╭─ Material supplied

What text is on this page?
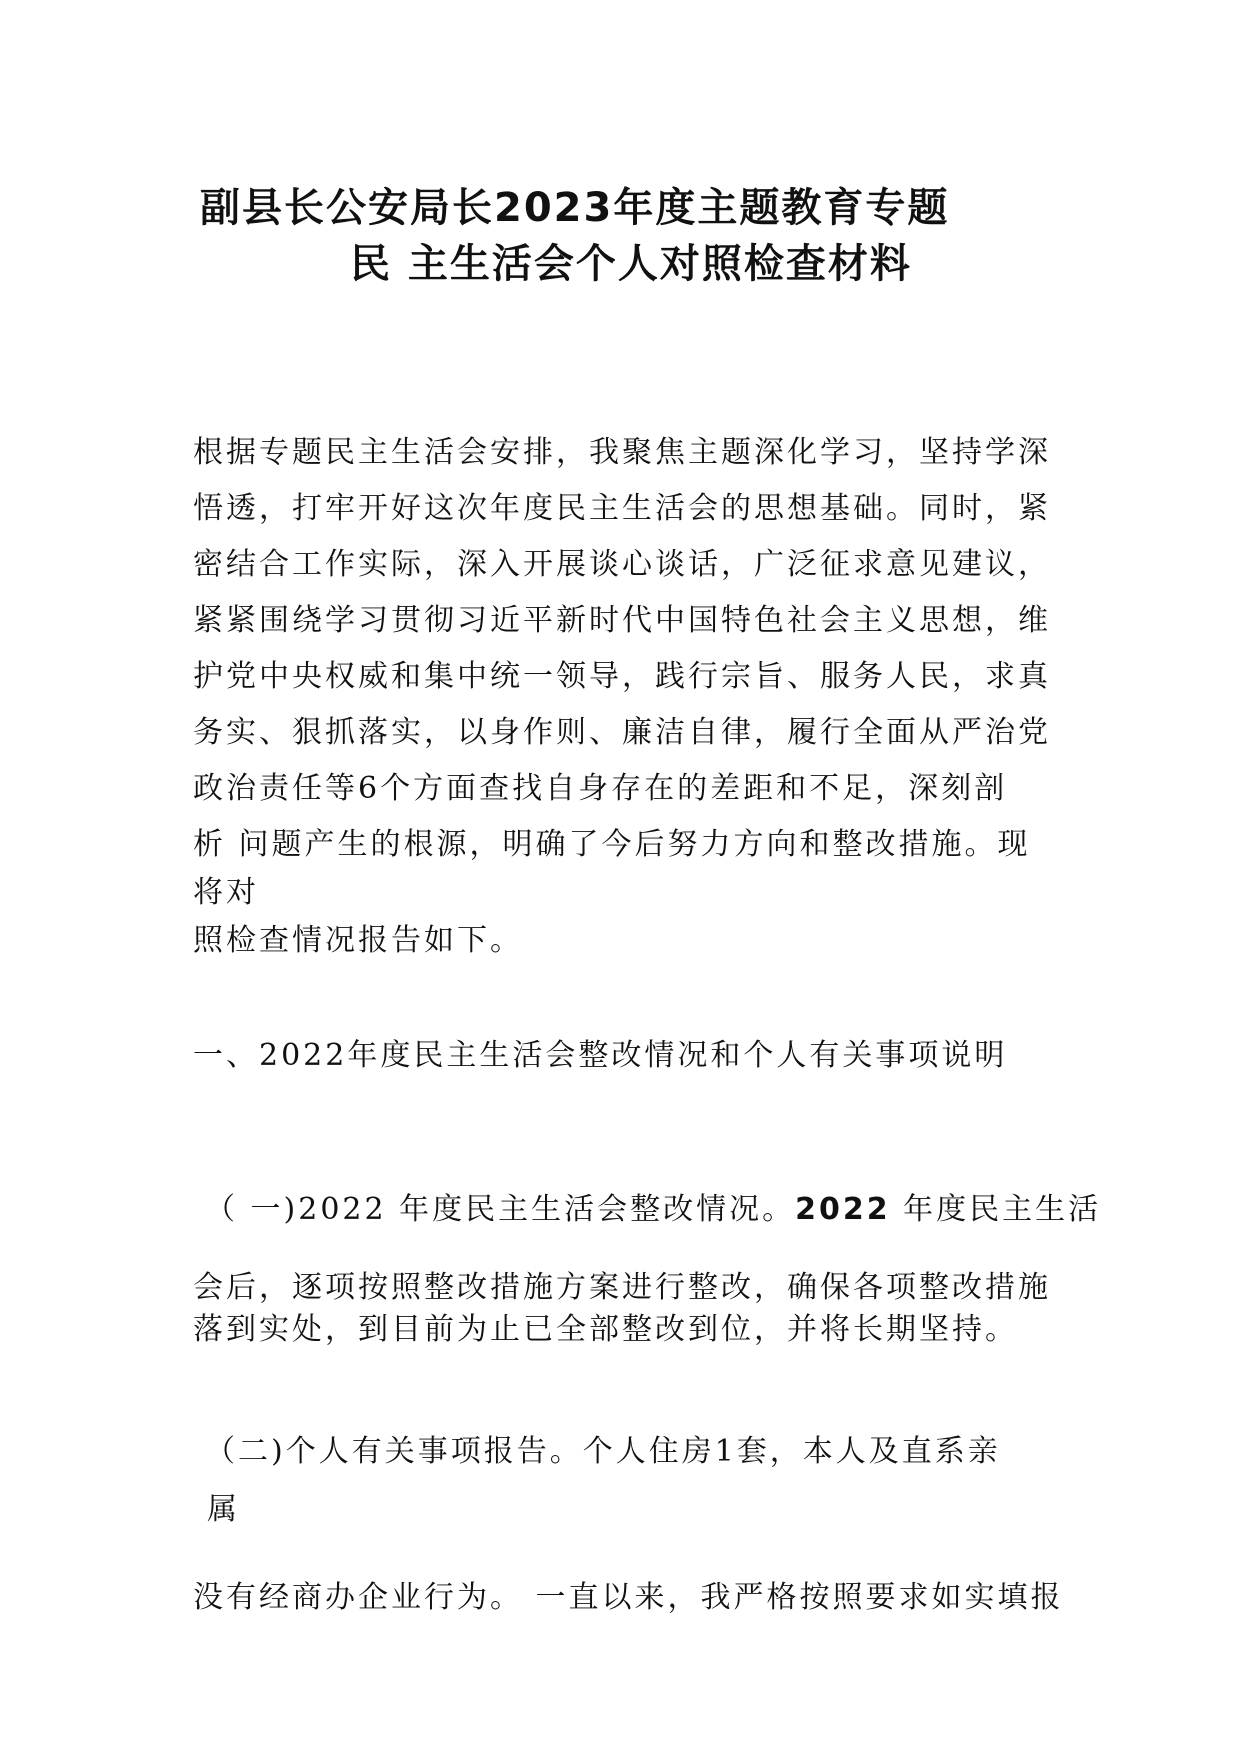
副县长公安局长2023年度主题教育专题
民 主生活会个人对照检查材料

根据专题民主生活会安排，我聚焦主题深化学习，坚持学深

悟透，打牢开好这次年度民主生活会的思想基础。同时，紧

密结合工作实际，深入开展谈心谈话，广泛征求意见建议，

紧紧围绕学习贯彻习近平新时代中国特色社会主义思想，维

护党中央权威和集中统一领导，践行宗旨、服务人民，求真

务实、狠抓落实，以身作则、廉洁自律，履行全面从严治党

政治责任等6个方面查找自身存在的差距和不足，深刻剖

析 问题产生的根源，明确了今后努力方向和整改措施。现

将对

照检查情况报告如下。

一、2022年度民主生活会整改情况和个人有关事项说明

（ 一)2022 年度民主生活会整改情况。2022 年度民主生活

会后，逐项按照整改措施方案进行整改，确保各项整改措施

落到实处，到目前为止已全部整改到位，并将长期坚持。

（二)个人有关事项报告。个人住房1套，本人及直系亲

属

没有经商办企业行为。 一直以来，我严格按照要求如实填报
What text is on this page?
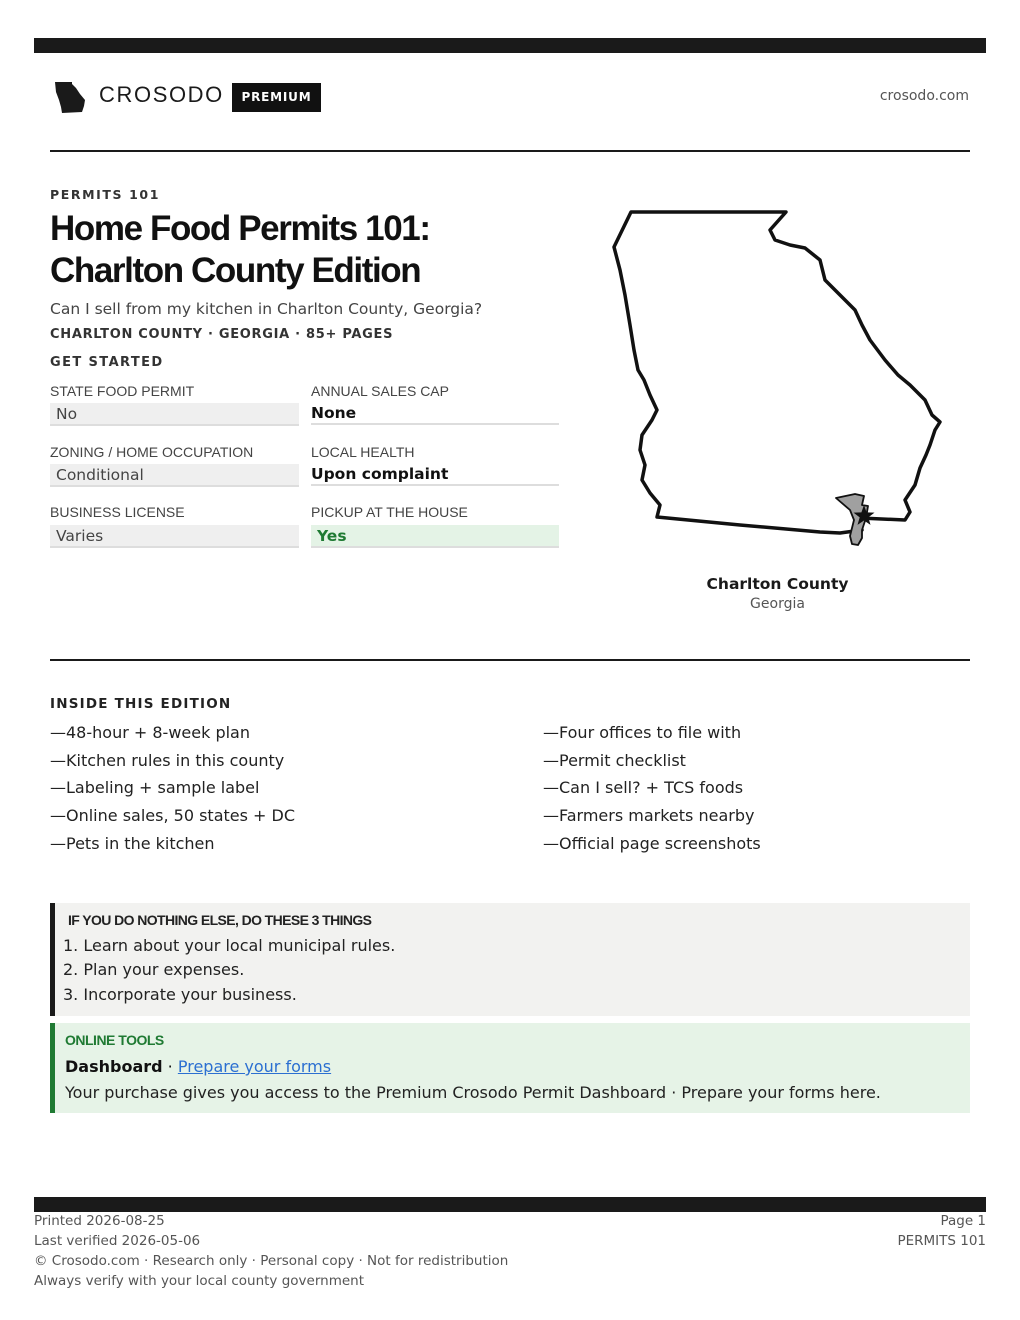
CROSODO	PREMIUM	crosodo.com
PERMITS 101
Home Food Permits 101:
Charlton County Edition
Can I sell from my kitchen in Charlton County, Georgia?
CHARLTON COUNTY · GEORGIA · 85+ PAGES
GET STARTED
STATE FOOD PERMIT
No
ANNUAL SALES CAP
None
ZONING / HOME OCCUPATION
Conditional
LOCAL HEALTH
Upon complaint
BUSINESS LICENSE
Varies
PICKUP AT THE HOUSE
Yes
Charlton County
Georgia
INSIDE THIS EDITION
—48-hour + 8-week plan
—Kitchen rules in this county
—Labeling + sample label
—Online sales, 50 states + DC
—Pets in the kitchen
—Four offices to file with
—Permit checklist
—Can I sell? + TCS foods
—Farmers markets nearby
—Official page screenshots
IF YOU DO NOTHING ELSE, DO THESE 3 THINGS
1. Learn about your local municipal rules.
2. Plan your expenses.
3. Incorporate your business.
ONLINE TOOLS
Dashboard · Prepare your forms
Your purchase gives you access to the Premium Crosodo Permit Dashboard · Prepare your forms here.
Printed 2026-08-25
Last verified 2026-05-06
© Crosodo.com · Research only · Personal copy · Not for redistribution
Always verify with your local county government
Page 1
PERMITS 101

╰─

In the listing, find each line with the string "forms" and copy it.

Dashboard · Prepare your forms
Your purchase gives you access to the Premium Crosodo Permit Dashboard · Prepare your forms here.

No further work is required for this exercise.